> _SHORT TASK_:
Each record that follows should be repeated exactly, minus any images.

........

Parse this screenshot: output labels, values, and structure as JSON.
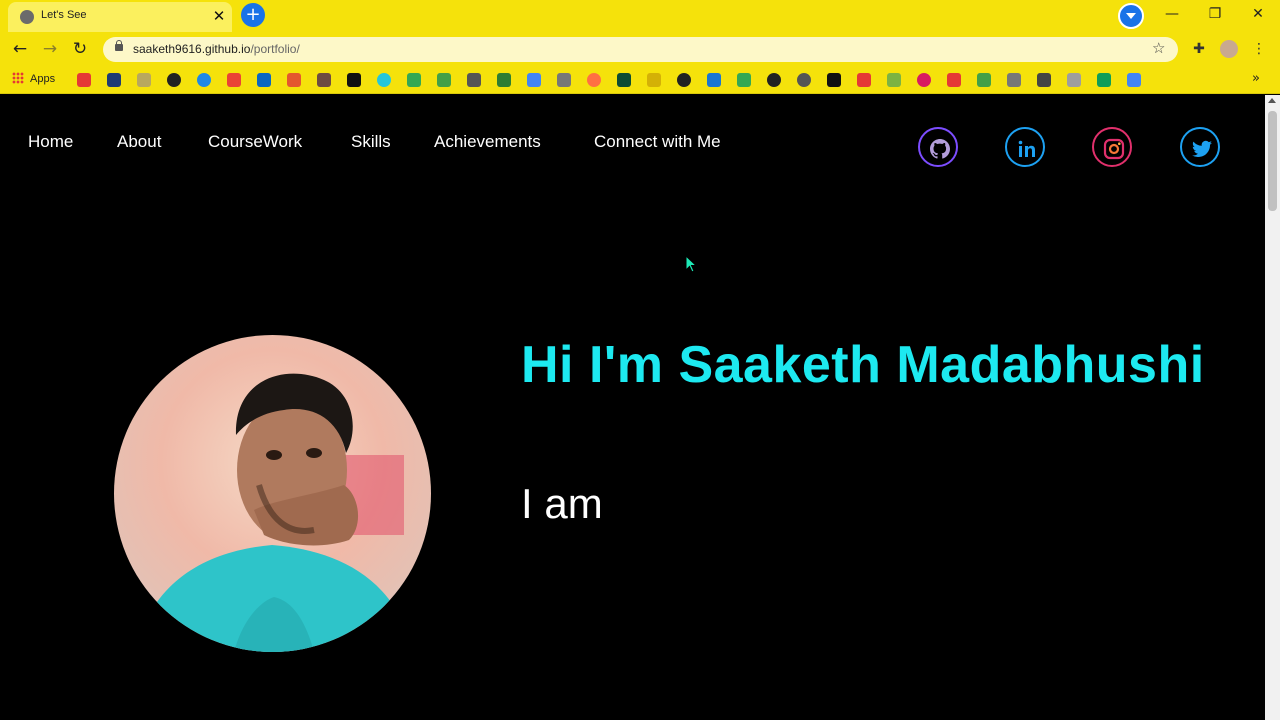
{
  "browser": {
    "tab_title": "Let's See",
    "url_host": "saaketh9616.github.io",
    "url_path": "/portfolio/",
    "bookmarks_apps_label": "Apps"
  },
  "nav": {
    "items": [
      "Home",
      "About",
      "CourseWork",
      "Skills",
      "Achievements",
      "Connect with Me"
    ]
  },
  "social": {
    "icons": [
      "github-icon",
      "linkedin-icon",
      "instagram-icon",
      "twitter-icon"
    ]
  },
  "hero": {
    "title": "Hi I'm Saaketh Madabhushi",
    "subtitle": "I am"
  },
  "colors": {
    "chrome": "#f5e20b",
    "title_accent": "#1de9f0",
    "page_bg": "#000000",
    "social_ring": "#1da1f2"
  }
}
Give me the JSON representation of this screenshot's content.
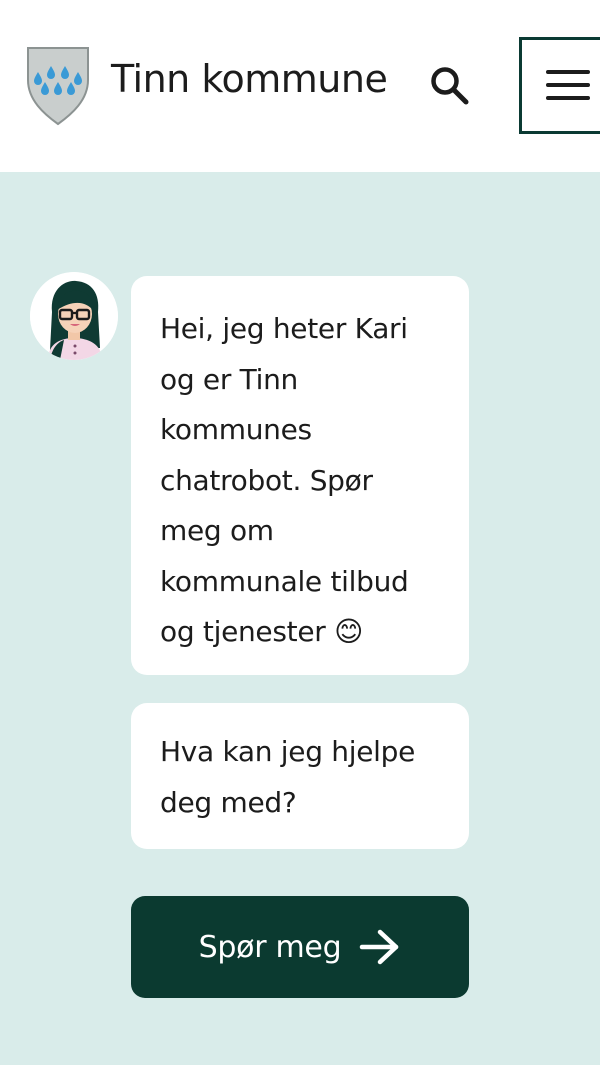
{
  "header": {
    "site_name": "Tinn kommune",
    "logo_icon": "coat-of-arms-shield-icon",
    "search_icon": "search-icon",
    "menu_icon": "hamburger-menu-icon"
  },
  "chat": {
    "avatar_icon": "chatbot-kari-avatar",
    "messages": [
      "Hei, jeg heter Kari og er Tinn kommunes chatrobot. Spør meg om kommunale tilbud og tjenester 😊",
      "Hva kan jeg hjelpe deg med?"
    ],
    "cta_label": "Spør meg",
    "cta_icon": "arrow-right-icon"
  },
  "colors": {
    "page_background": "#d9ecea",
    "header_background": "#ffffff",
    "accent_dark_green": "#0b3a30",
    "shield_gray": "#c8cdcc",
    "drop_blue": "#3a9ad6"
  }
}
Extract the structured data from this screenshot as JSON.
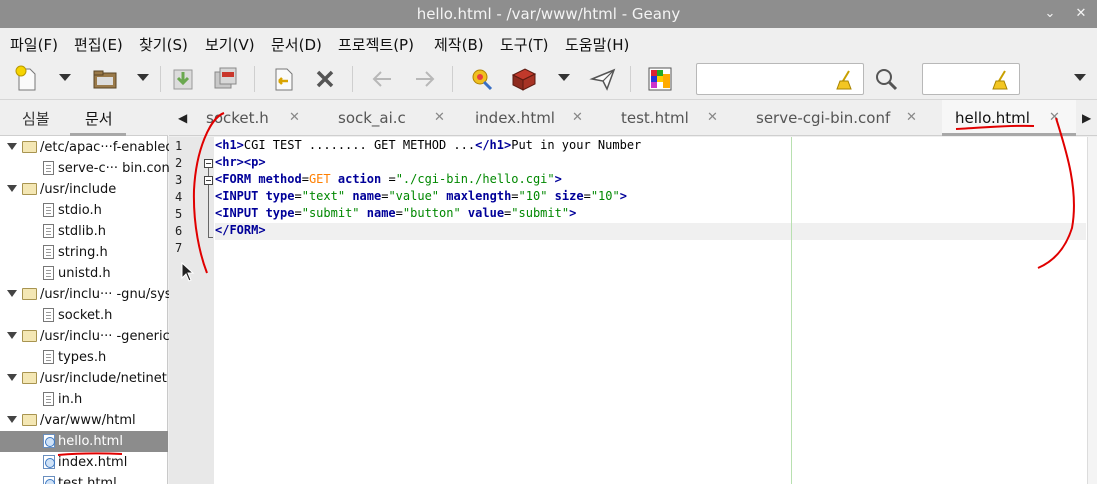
{
  "window": {
    "title": "hello.html - /var/www/html - Geany",
    "minimize_glyph": "⌄",
    "close_glyph": "✕"
  },
  "menu": [
    "파일(F)",
    "편집(E)",
    "찾기(S)",
    "보기(V)",
    "문서(D)",
    "프로젝트(P)",
    "제작(B)",
    "도구(T)",
    "도움말(H)"
  ],
  "toolbar": {
    "icons": [
      "new-file-icon",
      "open-file-icon",
      "save-icon",
      "save-all-icon",
      "revert-icon",
      "close-icon",
      "back-icon",
      "forward-icon",
      "compile-icon",
      "build-icon",
      "execute-icon",
      "color-chooser-icon",
      "search-icon"
    ],
    "search_value": "",
    "goto_value": ""
  },
  "sidebar": {
    "tabs": [
      "심볼",
      "문서"
    ],
    "active_tab": "문서",
    "tree": [
      {
        "kind": "folder",
        "label": "/etc/apac···f-enabled"
      },
      {
        "kind": "file",
        "label": "serve-c··· bin.conf"
      },
      {
        "kind": "folder",
        "label": "/usr/include"
      },
      {
        "kind": "file",
        "label": "stdio.h"
      },
      {
        "kind": "file",
        "label": "stdlib.h"
      },
      {
        "kind": "file",
        "label": "string.h"
      },
      {
        "kind": "file",
        "label": "unistd.h"
      },
      {
        "kind": "folder",
        "label": "/usr/inclu···  -gnu/sys"
      },
      {
        "kind": "file",
        "label": "socket.h"
      },
      {
        "kind": "folder",
        "label": "/usr/inclu···  -generic"
      },
      {
        "kind": "file",
        "label": "types.h"
      },
      {
        "kind": "folder",
        "label": "/usr/include/netinet"
      },
      {
        "kind": "file",
        "label": "in.h"
      },
      {
        "kind": "folder",
        "label": "/var/www/html"
      },
      {
        "kind": "html",
        "label": "hello.html",
        "selected": true
      },
      {
        "kind": "html",
        "label": "index.html"
      },
      {
        "kind": "html",
        "label": "test.html"
      }
    ]
  },
  "tabs": [
    {
      "label": "socket.h",
      "close": "✕"
    },
    {
      "label": "sock_ai.c",
      "close": "✕"
    },
    {
      "label": "index.html",
      "close": "✕"
    },
    {
      "label": "test.html",
      "close": "✕"
    },
    {
      "label": "serve-cgi-bin.conf",
      "close": "✕"
    },
    {
      "label": "hello.html",
      "close": "✕",
      "active": true
    }
  ],
  "tab_nav": {
    "left": "◀",
    "right": "▶"
  },
  "editor": {
    "line_numbers": [
      "1",
      "2",
      "3",
      "4",
      "5",
      "6",
      "7"
    ],
    "current_line": 6,
    "lines": [
      [
        {
          "t": "tag",
          "v": "<h1>"
        },
        {
          "t": "text",
          "v": "CGI TEST ........ GET METHOD ..."
        },
        {
          "t": "tag",
          "v": "</h1>"
        },
        {
          "t": "text",
          "v": "Put in your Number"
        }
      ],
      [
        {
          "t": "tag",
          "v": "<hr><p>"
        }
      ],
      [
        {
          "t": "tag",
          "v": "<FORM "
        },
        {
          "t": "attr",
          "v": "method"
        },
        {
          "t": "text",
          "v": "="
        },
        {
          "t": "kw",
          "v": "GET"
        },
        {
          "t": "text",
          "v": " "
        },
        {
          "t": "attr",
          "v": "action"
        },
        {
          "t": "text",
          "v": " ="
        },
        {
          "t": "str",
          "v": "\"./cgi-bin./hello.cgi\""
        },
        {
          "t": "tag",
          "v": ">"
        }
      ],
      [
        {
          "t": "tag",
          "v": "<INPUT "
        },
        {
          "t": "attr",
          "v": "type"
        },
        {
          "t": "text",
          "v": "="
        },
        {
          "t": "str",
          "v": "\"text\""
        },
        {
          "t": "text",
          "v": " "
        },
        {
          "t": "attr",
          "v": "name"
        },
        {
          "t": "text",
          "v": "="
        },
        {
          "t": "str",
          "v": "\"value\""
        },
        {
          "t": "text",
          "v": " "
        },
        {
          "t": "attr",
          "v": "maxlength"
        },
        {
          "t": "text",
          "v": "="
        },
        {
          "t": "str",
          "v": "\"10\""
        },
        {
          "t": "text",
          "v": " "
        },
        {
          "t": "attr",
          "v": "size"
        },
        {
          "t": "text",
          "v": "="
        },
        {
          "t": "str",
          "v": "\"10\""
        },
        {
          "t": "tag",
          "v": ">"
        }
      ],
      [
        {
          "t": "tag",
          "v": "<INPUT "
        },
        {
          "t": "attr",
          "v": "type"
        },
        {
          "t": "text",
          "v": "="
        },
        {
          "t": "str",
          "v": "\"submit\""
        },
        {
          "t": "text",
          "v": " "
        },
        {
          "t": "attr",
          "v": "name"
        },
        {
          "t": "text",
          "v": "="
        },
        {
          "t": "str",
          "v": "\"button\""
        },
        {
          "t": "text",
          "v": " "
        },
        {
          "t": "attr",
          "v": "value"
        },
        {
          "t": "text",
          "v": "="
        },
        {
          "t": "str",
          "v": "\"submit\""
        },
        {
          "t": "tag",
          "v": ">"
        }
      ],
      [
        {
          "t": "tag",
          "v": "</FORM>"
        }
      ],
      []
    ]
  },
  "colors": {
    "tag": "#000099",
    "string": "#008800",
    "keyword": "#ff7f00",
    "annotation": "#e00000",
    "selection": "#8c8c8c"
  }
}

........

> _REPLY_:
Parse this screenshot: output labels, values, and structure as JSON.
{
  "browser": {
    "tab_title": "Let's See",
    "url_host": "saaketh9616.github.io",
    "url_path": "/portfolio/",
    "bookmarks_apps_label": "Apps"
  },
  "nav": {
    "items": [
      "Home",
      "About",
      "CourseWork",
      "Skills",
      "Achievements",
      "Connect with Me"
    ]
  },
  "social": {
    "icons": [
      "github-icon",
      "linkedin-icon",
      "instagram-icon",
      "twitter-icon"
    ]
  },
  "hero": {
    "title": "Hi I'm Saaketh Madabhushi",
    "subtitle": "I am"
  },
  "colors": {
    "chrome": "#f5e20b",
    "title_accent": "#1de9f0",
    "page_bg": "#000000",
    "social_ring": "#1da1f2"
  }
}
Give me the JSON representation of this screenshot's content.
{
  "header": {
    "site_name": "Tinn kommune",
    "logo_icon": "coat-of-arms-shield-icon",
    "search_icon": "search-icon",
    "menu_icon": "hamburger-menu-icon"
  },
  "chat": {
    "avatar_icon": "chatbot-kari-avatar",
    "messages": [
      "Hei, jeg heter Kari og er Tinn kommunes chatrobot. Spør meg om kommunale tilbud og tjenester 😊",
      "Hva kan jeg hjelpe deg med?"
    ],
    "cta_label": "Spør meg",
    "cta_icon": "arrow-right-icon"
  },
  "colors": {
    "page_background": "#d9ecea",
    "header_background": "#ffffff",
    "accent_dark_green": "#0b3a30",
    "shield_gray": "#c8cdcc",
    "drop_blue": "#3a9ad6"
  }
}
Extract the structured data from this screenshot as JSON.
{
  "window": {
    "title": "hello.html - /var/www/html - Geany",
    "minimize_glyph": "⌄",
    "close_glyph": "✕"
  },
  "menu": [
    "파일(F)",
    "편집(E)",
    "찾기(S)",
    "보기(V)",
    "문서(D)",
    "프로젝트(P)",
    "제작(B)",
    "도구(T)",
    "도움말(H)"
  ],
  "toolbar": {
    "icons": [
      "new-file-icon",
      "open-file-icon",
      "save-icon",
      "save-all-icon",
      "revert-icon",
      "close-icon",
      "back-icon",
      "forward-icon",
      "compile-icon",
      "build-icon",
      "execute-icon",
      "color-chooser-icon",
      "search-icon"
    ],
    "search_value": "",
    "goto_value": ""
  },
  "sidebar": {
    "tabs": [
      "심볼",
      "문서"
    ],
    "active_tab": "문서",
    "tree": [
      {
        "kind": "folder",
        "label": "/etc/apac···f-enabled"
      },
      {
        "kind": "file",
        "label": "serve-c··· bin.conf"
      },
      {
        "kind": "folder",
        "label": "/usr/include"
      },
      {
        "kind": "file",
        "label": "stdio.h"
      },
      {
        "kind": "file",
        "label": "stdlib.h"
      },
      {
        "kind": "file",
        "label": "string.h"
      },
      {
        "kind": "file",
        "label": "unistd.h"
      },
      {
        "kind": "folder",
        "label": "/usr/inclu···  -gnu/sys"
      },
      {
        "kind": "file",
        "label": "socket.h"
      },
      {
        "kind": "folder",
        "label": "/usr/inclu···  -generic"
      },
      {
        "kind": "file",
        "label": "types.h"
      },
      {
        "kind": "folder",
        "label": "/usr/include/netinet"
      },
      {
        "kind": "file",
        "label": "in.h"
      },
      {
        "kind": "folder",
        "label": "/var/www/html"
      },
      {
        "kind": "html",
        "label": "hello.html",
        "selected": true
      },
      {
        "kind": "html",
        "label": "index.html"
      },
      {
        "kind": "html",
        "label": "test.html"
      }
    ]
  },
  "tabs": [
    {
      "label": "socket.h",
      "close": "✕"
    },
    {
      "label": "sock_ai.c",
      "close": "✕"
    },
    {
      "label": "index.html",
      "close": "✕"
    },
    {
      "label": "test.html",
      "close": "✕"
    },
    {
      "label": "serve-cgi-bin.conf",
      "close": "✕"
    },
    {
      "label": "hello.html",
      "close": "✕",
      "active": true
    }
  ],
  "tab_nav": {
    "left": "◀",
    "right": "▶"
  },
  "editor": {
    "line_numbers": [
      "1",
      "2",
      "3",
      "4",
      "5",
      "6",
      "7"
    ],
    "current_line": 6,
    "lines": [
      [
        {
          "t": "tag",
          "v": "<h1>"
        },
        {
          "t": "text",
          "v": "CGI TEST ........ GET METHOD ..."
        },
        {
          "t": "tag",
          "v": "</h1>"
        },
        {
          "t": "text",
          "v": "Put in your Number"
        }
      ],
      [
        {
          "t": "tag",
          "v": "<hr><p>"
        }
      ],
      [
        {
          "t": "tag",
          "v": "<FORM "
        },
        {
          "t": "attr",
          "v": "method"
        },
        {
          "t": "text",
          "v": "="
        },
        {
          "t": "kw",
          "v": "GET"
        },
        {
          "t": "text",
          "v": " "
        },
        {
          "t": "attr",
          "v": "action"
        },
        {
          "t": "text",
          "v": " ="
        },
        {
          "t": "str",
          "v": "\"./cgi-bin./hello.cgi\""
        },
        {
          "t": "tag",
          "v": ">"
        }
      ],
      [
        {
          "t": "tag",
          "v": "<INPUT "
        },
        {
          "t": "attr",
          "v": "type"
        },
        {
          "t": "text",
          "v": "="
        },
        {
          "t": "str",
          "v": "\"text\""
        },
        {
          "t": "text",
          "v": " "
        },
        {
          "t": "attr",
          "v": "name"
        },
        {
          "t": "text",
          "v": "="
        },
        {
          "t": "str",
          "v": "\"value\""
        },
        {
          "t": "text",
          "v": " "
        },
        {
          "t": "attr",
          "v": "maxlength"
        },
        {
          "t": "text",
          "v": "="
        },
        {
          "t": "str",
          "v": "\"10\""
        },
        {
          "t": "text",
          "v": " "
        },
        {
          "t": "attr",
          "v": "size"
        },
        {
          "t": "text",
          "v": "="
        },
        {
          "t": "str",
          "v": "\"10\""
        },
        {
          "t": "tag",
          "v": ">"
        }
      ],
      [
        {
          "t": "tag",
          "v": "<INPUT "
        },
        {
          "t": "attr",
          "v": "type"
        },
        {
          "t": "text",
          "v": "="
        },
        {
          "t": "str",
          "v": "\"submit\""
        },
        {
          "t": "text",
          "v": " "
        },
        {
          "t": "attr",
          "v": "name"
        },
        {
          "t": "text",
          "v": "="
        },
        {
          "t": "str",
          "v": "\"button\""
        },
        {
          "t": "text",
          "v": " "
        },
        {
          "t": "attr",
          "v": "value"
        },
        {
          "t": "text",
          "v": "="
        },
        {
          "t": "str",
          "v": "\"submit\""
        },
        {
          "t": "tag",
          "v": ">"
        }
      ],
      [
        {
          "t": "tag",
          "v": "</FORM>"
        }
      ],
      []
    ]
  },
  "colors": {
    "tag": "#000099",
    "string": "#008800",
    "keyword": "#ff7f00",
    "annotation": "#e00000",
    "selection": "#8c8c8c"
  }
}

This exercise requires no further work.